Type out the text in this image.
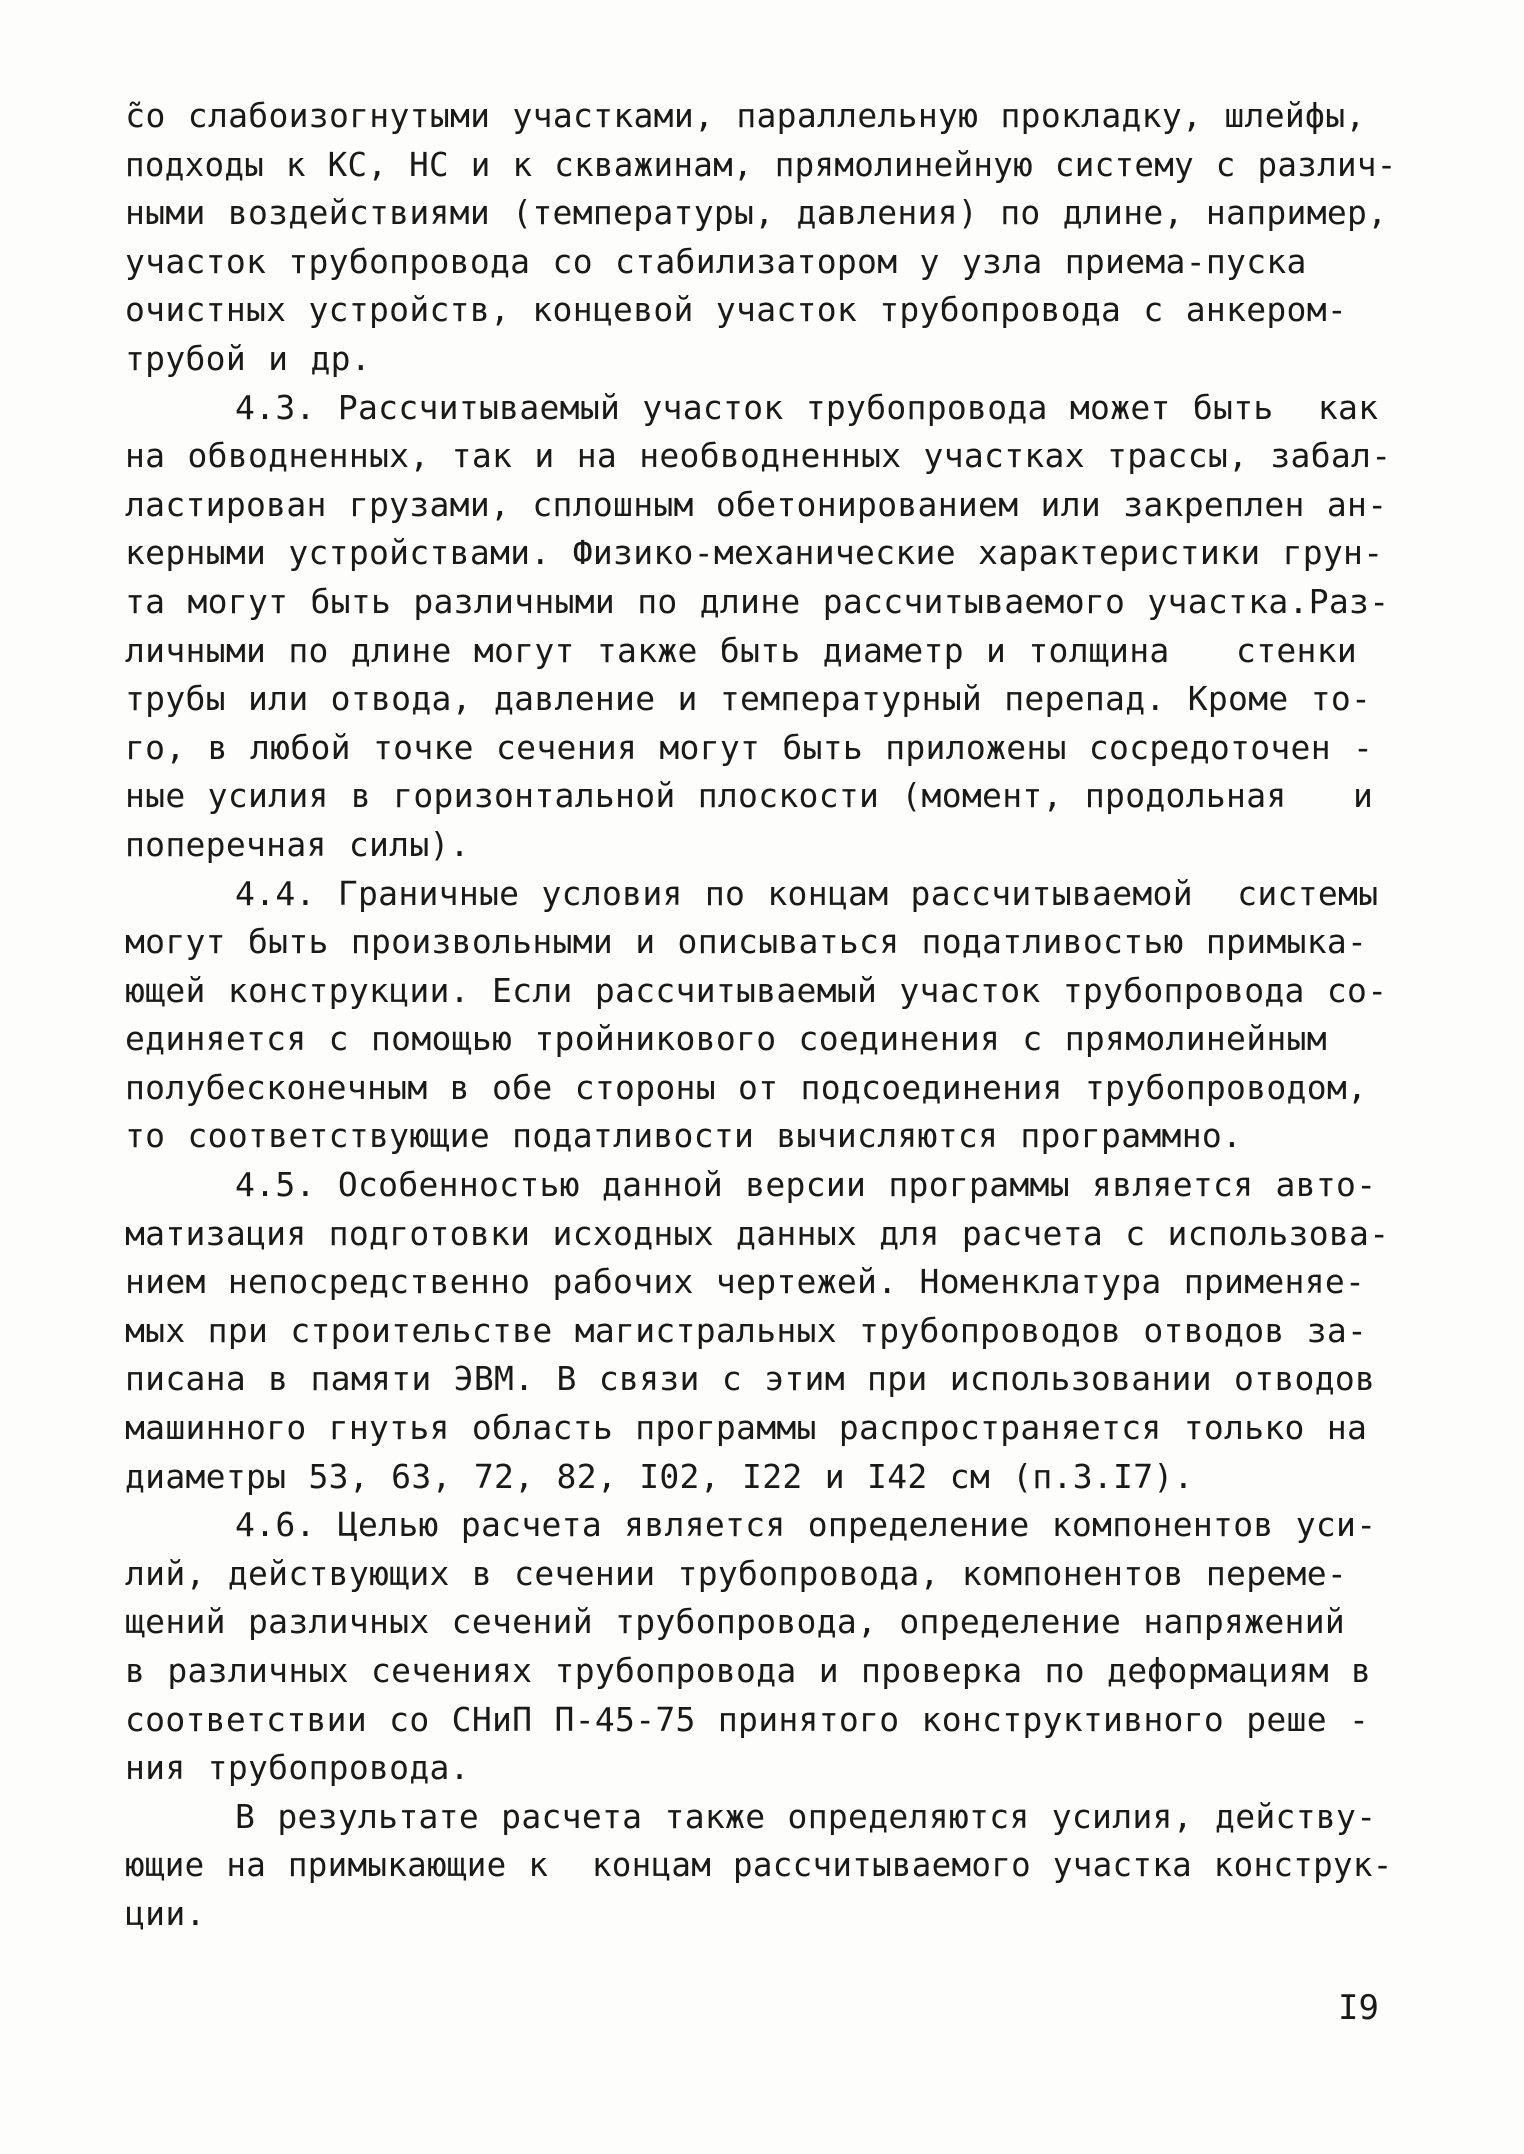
̃со слабоизогнутыми участками, параллельную прокладку, шлейфы,
подходы к КС, НС и к скважинам, прямолинейную систему с различ-
ными воздействиями (температуры, давления) по длине, например,
участок трубопровода со стабилизатором у узла приема-пуска
очистных устройств, концевой участок трубопровода с анкером-
трубой и др.
4.3. Рассчитываемый участок трубопровода может быть  как
на обводненных, так и на необводненных участках трассы, забал-
ластирован грузами, сплошным обетонированием или закреплен ан-
керными устройствами. Физико-механические характеристики грун-
та могут быть различными по длине рассчитываемого участка.Раз-
личными по длине могут также быть диаметр и толщина   стенки
трубы или отвода, давление и температурный перепад. Кроме то-
го, в любой точке сечения могут быть приложены сосредоточен -
ные усилия в горизонтальной плоскости (момент, продольная   и
поперечная силы).
4.4. Граничные условия по концам рассчитываемой  системы
могут быть произвольными и описываться податливостью примыка-
ющей конструкции. Если рассчитываемый участок трубопровода со-
единяется с помощью тройникового соединения с прямолинейным
полубесконечным в обе стороны от подсоединения трубопроводом,
то соответствующие податливости вычисляются программно.
4.5. Особенностью данной версии программы является авто-
матизация подготовки исходных данных для расчета с использова-
нием непосредственно рабочих чертежей. Номенклатура применяе-
мых при строительстве магистральных трубопроводов отводов за-
писана в памяти ЭВМ. В связи с этим при использовании отводов
машинного гнутья область программы распространяется только на
диаметры 53, 63, 72, 82, I02, I22 и I42 см (п.3.I7).
4.6. Целью расчета является определение компонентов уси-
лий, действующих в сечении трубопровода, компонентов переме-
щений различных сечений трубопровода, определение напряжений
в различных сечениях трубопровода и проверка по деформациям в
соответствии со СНиП П-45-75 принятого конструктивного реше -
ния трубопровода.
В результате расчета также определяются усилия, действу-
ющие на примыкающие к  концам рассчитываемого участка конструк-
ции.
I9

##########

**EXERCISE GOAL:**
Check each line of the entries for the string "усилия". Copy the lines that have it.

**COMPLETE ANSWER:**
ные усилия в горизонтальной плоскости (момент, продольная   и
В результате расчета также определяются усилия, действу-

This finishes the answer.